[Start Data for this exercise]

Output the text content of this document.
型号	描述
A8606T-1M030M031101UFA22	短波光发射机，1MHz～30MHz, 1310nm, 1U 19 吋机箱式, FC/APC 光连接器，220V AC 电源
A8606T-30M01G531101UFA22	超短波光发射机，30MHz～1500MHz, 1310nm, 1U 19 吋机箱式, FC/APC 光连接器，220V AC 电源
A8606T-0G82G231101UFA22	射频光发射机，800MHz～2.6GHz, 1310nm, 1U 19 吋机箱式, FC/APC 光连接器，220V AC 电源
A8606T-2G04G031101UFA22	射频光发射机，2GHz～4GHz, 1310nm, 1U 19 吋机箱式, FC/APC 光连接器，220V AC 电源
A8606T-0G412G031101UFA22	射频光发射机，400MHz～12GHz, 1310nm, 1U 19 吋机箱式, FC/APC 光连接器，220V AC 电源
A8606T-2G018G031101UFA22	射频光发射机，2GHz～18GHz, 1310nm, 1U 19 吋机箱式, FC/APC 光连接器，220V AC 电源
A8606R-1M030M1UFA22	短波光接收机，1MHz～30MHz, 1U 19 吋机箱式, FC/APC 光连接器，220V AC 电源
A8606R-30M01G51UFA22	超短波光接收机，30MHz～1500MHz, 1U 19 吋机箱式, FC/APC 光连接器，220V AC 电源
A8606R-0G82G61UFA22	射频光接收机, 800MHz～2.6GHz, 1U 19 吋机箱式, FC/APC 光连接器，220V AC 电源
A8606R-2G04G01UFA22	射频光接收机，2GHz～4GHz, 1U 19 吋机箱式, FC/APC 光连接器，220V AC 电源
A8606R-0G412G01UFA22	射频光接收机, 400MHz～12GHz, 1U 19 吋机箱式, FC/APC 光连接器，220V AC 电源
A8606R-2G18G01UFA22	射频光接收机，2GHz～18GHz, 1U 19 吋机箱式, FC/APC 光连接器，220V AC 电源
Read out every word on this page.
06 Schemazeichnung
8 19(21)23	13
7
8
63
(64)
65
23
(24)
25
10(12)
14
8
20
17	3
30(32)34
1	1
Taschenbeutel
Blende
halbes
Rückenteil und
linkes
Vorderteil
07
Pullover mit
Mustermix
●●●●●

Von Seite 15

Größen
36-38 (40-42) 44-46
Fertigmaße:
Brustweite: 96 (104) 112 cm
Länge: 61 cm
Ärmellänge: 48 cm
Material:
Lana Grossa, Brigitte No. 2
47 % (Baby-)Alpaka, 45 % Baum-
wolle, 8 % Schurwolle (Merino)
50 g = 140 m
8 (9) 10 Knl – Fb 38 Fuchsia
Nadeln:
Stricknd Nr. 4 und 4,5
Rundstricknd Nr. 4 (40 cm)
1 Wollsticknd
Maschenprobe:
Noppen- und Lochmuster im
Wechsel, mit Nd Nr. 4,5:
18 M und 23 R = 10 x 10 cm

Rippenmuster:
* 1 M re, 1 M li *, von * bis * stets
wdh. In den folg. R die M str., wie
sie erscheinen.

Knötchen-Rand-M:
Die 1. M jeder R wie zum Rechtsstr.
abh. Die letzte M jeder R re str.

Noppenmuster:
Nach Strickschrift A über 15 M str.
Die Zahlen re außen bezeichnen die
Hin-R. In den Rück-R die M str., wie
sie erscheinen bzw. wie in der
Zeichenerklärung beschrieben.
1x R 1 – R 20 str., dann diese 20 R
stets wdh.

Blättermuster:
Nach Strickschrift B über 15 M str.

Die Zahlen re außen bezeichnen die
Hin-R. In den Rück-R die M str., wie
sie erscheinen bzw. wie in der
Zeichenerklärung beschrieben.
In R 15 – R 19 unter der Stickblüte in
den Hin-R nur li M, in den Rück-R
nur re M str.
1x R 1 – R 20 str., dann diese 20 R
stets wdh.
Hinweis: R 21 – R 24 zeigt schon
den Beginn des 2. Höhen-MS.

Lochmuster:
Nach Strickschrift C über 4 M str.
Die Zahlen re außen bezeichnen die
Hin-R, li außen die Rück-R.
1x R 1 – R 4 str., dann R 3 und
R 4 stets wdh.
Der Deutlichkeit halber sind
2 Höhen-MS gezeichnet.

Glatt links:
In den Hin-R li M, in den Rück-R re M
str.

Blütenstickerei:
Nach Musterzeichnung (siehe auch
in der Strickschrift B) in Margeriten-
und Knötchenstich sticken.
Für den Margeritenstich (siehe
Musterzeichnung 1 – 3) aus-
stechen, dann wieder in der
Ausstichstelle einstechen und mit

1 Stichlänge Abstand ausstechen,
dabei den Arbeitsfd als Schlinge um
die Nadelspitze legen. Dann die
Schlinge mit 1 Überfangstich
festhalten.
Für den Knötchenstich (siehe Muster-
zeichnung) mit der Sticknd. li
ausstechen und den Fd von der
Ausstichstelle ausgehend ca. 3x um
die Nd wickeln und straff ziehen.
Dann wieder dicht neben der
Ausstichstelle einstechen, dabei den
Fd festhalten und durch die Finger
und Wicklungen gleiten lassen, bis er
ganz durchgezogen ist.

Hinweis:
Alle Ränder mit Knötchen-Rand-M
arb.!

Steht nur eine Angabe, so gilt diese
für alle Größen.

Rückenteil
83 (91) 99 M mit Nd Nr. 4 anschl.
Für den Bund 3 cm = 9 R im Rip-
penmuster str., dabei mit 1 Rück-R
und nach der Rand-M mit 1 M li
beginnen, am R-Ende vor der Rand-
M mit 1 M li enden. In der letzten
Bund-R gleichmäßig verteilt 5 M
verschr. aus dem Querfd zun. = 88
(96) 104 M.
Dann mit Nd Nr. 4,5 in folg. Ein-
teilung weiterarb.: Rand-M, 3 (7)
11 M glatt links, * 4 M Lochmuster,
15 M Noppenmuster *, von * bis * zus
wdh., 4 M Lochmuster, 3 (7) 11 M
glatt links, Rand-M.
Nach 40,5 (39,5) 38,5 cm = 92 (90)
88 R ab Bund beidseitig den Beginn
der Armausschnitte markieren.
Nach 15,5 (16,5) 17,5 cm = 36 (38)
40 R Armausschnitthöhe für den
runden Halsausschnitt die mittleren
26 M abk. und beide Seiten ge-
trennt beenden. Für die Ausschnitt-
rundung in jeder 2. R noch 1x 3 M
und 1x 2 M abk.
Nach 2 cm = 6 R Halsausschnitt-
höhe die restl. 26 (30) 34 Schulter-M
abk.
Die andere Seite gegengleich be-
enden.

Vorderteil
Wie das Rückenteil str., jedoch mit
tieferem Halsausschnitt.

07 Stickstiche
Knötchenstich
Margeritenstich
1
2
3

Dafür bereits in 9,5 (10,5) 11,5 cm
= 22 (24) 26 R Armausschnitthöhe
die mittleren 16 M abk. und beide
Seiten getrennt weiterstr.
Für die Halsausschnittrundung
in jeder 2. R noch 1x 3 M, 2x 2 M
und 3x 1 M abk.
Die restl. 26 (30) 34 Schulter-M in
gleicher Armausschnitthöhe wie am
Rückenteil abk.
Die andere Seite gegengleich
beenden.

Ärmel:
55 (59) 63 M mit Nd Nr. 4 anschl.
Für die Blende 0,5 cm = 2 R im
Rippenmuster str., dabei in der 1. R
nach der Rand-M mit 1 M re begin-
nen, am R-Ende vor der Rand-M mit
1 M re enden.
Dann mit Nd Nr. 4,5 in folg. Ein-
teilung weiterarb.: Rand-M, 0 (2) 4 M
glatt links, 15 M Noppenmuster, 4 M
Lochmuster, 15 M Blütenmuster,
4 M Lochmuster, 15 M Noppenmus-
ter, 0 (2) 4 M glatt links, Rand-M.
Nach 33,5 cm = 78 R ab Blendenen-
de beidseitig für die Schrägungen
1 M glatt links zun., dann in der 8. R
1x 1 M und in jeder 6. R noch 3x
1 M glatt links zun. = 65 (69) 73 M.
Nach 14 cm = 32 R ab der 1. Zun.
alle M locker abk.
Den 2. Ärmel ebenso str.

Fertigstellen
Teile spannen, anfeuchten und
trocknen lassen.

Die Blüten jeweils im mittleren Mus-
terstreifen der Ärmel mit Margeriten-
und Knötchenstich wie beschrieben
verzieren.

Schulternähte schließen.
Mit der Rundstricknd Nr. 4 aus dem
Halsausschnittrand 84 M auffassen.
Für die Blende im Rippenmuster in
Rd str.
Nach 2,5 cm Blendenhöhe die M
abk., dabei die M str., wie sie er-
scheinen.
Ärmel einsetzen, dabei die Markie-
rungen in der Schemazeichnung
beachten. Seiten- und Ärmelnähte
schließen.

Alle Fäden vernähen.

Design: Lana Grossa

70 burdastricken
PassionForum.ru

[End Data for this exercise]

• Exercise directions
From the material above, copy each line that includes the word "Margeritenstich".

• Written answer
Für den Margeritenstich (siehe
Margeritenstich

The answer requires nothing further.